── Record list

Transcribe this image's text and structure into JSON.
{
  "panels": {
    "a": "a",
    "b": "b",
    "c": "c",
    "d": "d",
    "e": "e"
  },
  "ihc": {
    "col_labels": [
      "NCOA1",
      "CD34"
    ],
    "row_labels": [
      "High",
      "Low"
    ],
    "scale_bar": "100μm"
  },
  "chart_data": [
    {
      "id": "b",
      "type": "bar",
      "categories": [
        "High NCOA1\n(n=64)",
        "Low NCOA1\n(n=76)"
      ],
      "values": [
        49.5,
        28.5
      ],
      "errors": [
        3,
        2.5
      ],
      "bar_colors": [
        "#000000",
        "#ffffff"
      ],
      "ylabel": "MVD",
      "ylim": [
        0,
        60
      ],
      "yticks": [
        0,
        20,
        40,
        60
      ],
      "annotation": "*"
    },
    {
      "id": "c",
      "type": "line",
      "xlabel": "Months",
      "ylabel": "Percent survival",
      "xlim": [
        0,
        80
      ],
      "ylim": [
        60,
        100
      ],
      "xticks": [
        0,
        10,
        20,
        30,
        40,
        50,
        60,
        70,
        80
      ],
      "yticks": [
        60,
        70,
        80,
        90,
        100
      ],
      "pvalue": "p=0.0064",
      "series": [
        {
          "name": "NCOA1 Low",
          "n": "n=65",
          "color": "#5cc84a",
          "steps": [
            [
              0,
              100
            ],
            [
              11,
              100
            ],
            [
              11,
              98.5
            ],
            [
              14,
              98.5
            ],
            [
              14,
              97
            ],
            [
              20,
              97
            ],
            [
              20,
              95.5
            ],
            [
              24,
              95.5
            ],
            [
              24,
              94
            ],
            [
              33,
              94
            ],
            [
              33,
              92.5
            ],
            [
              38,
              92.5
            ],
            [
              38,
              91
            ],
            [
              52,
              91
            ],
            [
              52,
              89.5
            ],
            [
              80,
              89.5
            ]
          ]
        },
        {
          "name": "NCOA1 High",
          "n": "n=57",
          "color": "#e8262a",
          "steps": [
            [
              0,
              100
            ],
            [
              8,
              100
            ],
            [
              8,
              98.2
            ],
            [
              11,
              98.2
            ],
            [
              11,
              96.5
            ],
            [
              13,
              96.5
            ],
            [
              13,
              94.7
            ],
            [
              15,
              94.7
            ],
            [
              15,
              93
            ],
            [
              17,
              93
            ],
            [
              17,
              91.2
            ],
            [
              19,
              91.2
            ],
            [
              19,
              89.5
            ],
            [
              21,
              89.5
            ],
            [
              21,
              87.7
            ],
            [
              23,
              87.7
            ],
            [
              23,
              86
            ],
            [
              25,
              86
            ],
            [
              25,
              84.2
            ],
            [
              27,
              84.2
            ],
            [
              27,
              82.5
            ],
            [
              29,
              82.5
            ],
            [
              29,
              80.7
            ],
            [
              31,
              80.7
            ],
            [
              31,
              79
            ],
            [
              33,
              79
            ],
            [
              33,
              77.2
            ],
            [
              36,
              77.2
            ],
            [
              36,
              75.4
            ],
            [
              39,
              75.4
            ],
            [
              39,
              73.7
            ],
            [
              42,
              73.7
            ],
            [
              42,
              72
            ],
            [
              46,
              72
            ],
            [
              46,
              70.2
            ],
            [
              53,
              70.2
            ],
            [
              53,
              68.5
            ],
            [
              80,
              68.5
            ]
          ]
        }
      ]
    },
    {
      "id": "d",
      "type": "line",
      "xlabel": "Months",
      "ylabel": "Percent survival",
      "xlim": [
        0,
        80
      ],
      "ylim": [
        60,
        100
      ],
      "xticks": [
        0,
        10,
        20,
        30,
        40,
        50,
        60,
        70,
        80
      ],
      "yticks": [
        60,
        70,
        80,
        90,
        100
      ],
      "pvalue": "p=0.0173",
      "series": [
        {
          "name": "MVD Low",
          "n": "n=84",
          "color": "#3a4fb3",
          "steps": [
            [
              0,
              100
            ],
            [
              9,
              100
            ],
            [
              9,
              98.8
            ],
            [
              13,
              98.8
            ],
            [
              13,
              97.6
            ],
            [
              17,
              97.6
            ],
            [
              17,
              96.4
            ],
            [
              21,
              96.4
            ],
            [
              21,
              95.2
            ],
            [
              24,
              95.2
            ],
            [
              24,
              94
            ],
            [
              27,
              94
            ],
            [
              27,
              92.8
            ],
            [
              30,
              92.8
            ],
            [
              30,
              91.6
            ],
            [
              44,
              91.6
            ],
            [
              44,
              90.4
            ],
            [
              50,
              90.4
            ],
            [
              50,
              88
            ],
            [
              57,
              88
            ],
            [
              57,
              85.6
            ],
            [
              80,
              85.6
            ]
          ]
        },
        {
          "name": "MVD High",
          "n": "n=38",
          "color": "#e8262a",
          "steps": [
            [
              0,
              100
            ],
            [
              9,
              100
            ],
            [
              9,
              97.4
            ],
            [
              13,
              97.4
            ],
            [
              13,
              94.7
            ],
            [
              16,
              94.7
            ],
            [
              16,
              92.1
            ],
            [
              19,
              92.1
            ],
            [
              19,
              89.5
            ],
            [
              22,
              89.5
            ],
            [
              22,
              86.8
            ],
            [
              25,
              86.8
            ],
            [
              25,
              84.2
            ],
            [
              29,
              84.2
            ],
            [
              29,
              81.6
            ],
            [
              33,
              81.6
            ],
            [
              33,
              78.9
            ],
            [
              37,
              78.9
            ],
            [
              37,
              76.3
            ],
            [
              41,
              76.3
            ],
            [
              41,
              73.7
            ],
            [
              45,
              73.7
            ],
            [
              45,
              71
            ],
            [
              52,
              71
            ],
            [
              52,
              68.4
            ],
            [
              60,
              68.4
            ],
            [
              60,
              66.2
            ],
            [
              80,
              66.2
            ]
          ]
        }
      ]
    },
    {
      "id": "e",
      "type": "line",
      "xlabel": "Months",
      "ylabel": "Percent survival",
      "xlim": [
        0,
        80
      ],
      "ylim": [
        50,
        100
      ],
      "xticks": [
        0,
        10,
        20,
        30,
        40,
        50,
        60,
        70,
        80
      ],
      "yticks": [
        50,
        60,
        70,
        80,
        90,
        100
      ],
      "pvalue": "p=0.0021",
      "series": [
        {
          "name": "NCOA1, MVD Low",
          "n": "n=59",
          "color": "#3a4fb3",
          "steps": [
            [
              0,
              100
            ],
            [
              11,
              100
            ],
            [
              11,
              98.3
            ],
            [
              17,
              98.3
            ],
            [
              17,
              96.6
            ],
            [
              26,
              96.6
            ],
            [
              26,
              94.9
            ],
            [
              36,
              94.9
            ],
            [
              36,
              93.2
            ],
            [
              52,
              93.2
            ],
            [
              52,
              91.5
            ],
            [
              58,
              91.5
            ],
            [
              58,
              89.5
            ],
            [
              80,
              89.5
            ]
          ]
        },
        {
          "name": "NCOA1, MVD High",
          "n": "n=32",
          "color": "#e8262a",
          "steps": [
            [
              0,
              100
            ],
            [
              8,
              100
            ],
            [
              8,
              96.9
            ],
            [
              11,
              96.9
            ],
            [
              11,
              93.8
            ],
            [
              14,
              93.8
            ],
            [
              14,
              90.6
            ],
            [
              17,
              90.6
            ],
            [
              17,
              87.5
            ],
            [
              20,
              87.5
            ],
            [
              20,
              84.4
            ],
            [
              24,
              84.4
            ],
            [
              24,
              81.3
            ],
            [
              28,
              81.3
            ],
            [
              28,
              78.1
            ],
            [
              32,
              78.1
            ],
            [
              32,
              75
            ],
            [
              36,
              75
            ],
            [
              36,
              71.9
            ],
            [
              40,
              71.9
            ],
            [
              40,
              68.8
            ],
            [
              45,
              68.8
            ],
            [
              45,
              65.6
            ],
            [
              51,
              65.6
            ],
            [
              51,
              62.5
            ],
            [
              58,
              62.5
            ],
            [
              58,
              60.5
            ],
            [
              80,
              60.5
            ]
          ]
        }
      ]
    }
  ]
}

────
── Record list

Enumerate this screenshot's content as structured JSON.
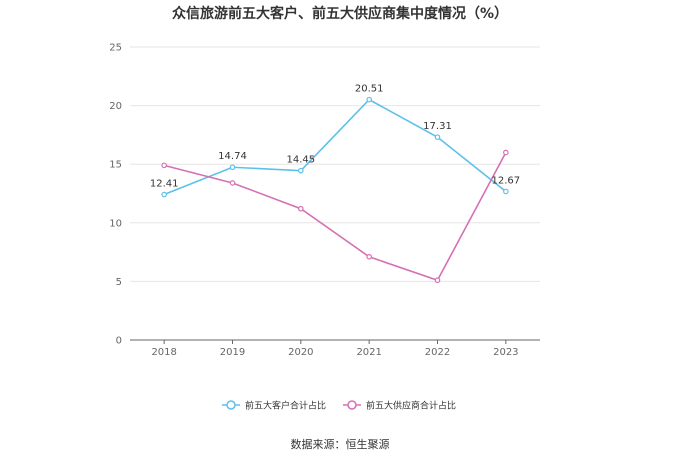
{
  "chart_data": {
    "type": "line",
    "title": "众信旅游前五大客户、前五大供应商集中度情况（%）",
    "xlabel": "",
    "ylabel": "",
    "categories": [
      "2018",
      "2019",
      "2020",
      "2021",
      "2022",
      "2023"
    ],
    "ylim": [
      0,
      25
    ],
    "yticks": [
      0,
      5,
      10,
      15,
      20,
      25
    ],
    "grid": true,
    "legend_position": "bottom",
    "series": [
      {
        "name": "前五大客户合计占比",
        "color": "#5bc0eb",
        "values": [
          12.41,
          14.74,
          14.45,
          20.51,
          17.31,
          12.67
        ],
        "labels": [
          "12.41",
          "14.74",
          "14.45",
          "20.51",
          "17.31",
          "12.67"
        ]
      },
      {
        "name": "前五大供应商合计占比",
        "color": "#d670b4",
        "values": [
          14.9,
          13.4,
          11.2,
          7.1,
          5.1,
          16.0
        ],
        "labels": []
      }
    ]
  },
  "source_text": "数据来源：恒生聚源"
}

────
── Record list

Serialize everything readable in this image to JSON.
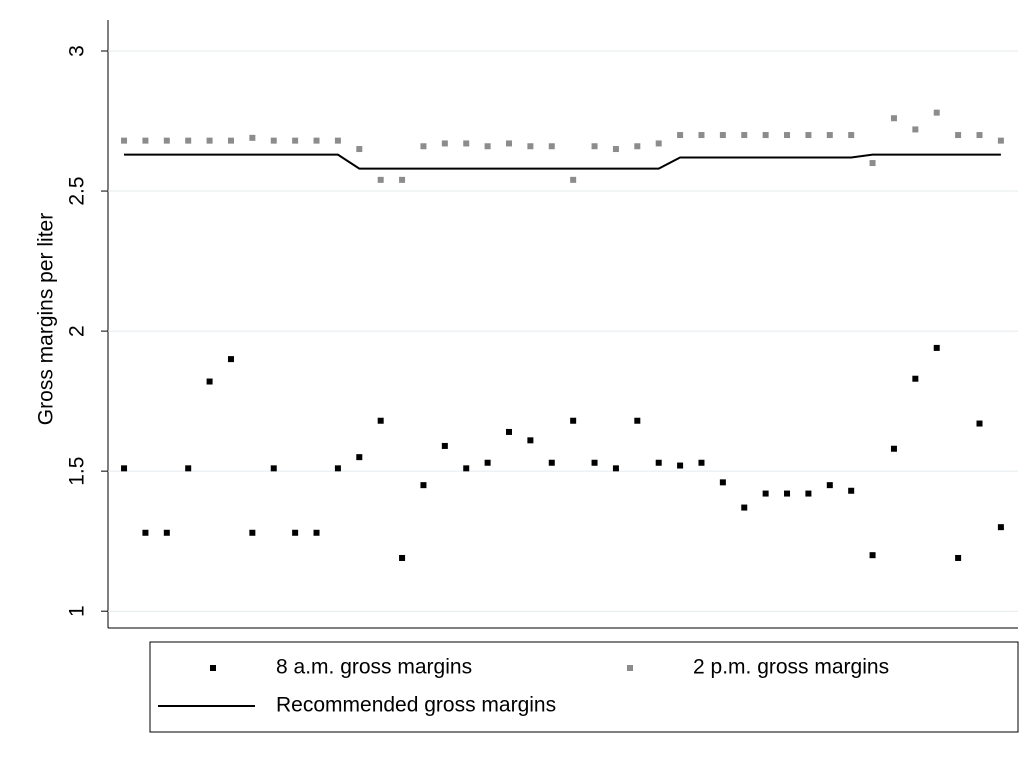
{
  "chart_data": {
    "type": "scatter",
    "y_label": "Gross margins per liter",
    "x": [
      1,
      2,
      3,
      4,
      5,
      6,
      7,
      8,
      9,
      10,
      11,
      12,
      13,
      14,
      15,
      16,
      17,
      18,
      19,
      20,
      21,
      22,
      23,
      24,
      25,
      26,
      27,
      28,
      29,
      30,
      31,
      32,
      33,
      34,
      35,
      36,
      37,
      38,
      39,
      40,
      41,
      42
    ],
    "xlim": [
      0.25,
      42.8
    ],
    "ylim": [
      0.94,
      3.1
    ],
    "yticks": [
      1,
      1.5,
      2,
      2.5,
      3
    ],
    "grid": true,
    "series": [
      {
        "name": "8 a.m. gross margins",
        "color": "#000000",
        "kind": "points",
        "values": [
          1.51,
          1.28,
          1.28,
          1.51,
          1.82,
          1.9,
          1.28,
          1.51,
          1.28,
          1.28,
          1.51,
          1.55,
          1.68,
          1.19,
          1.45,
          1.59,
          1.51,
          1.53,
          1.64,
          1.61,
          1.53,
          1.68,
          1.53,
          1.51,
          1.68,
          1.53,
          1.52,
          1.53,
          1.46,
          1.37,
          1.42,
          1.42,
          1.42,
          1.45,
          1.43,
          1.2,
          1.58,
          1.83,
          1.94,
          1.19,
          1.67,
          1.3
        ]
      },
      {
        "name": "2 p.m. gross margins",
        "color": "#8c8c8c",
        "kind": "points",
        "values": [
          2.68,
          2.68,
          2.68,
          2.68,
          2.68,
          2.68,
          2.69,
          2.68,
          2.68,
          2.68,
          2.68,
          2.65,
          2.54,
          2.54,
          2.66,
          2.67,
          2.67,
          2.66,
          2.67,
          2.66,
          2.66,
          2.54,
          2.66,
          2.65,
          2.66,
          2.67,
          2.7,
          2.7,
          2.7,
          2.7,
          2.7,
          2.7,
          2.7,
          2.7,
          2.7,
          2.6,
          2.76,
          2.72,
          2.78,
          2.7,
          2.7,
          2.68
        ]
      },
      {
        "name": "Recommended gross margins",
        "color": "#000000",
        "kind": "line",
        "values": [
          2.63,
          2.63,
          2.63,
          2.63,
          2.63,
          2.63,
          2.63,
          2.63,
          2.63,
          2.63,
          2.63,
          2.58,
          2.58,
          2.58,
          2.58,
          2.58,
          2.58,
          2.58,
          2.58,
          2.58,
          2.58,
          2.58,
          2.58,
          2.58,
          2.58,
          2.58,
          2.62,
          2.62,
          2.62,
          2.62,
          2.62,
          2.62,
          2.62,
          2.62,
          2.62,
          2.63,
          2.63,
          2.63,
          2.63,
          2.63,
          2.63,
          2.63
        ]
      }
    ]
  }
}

────

Look through the lines above and collect those with the word "pvalue".

      "pvalue": "p=0.0064",
      "pvalue": "p=0.0173",
      "pvalue": "p=0.0021",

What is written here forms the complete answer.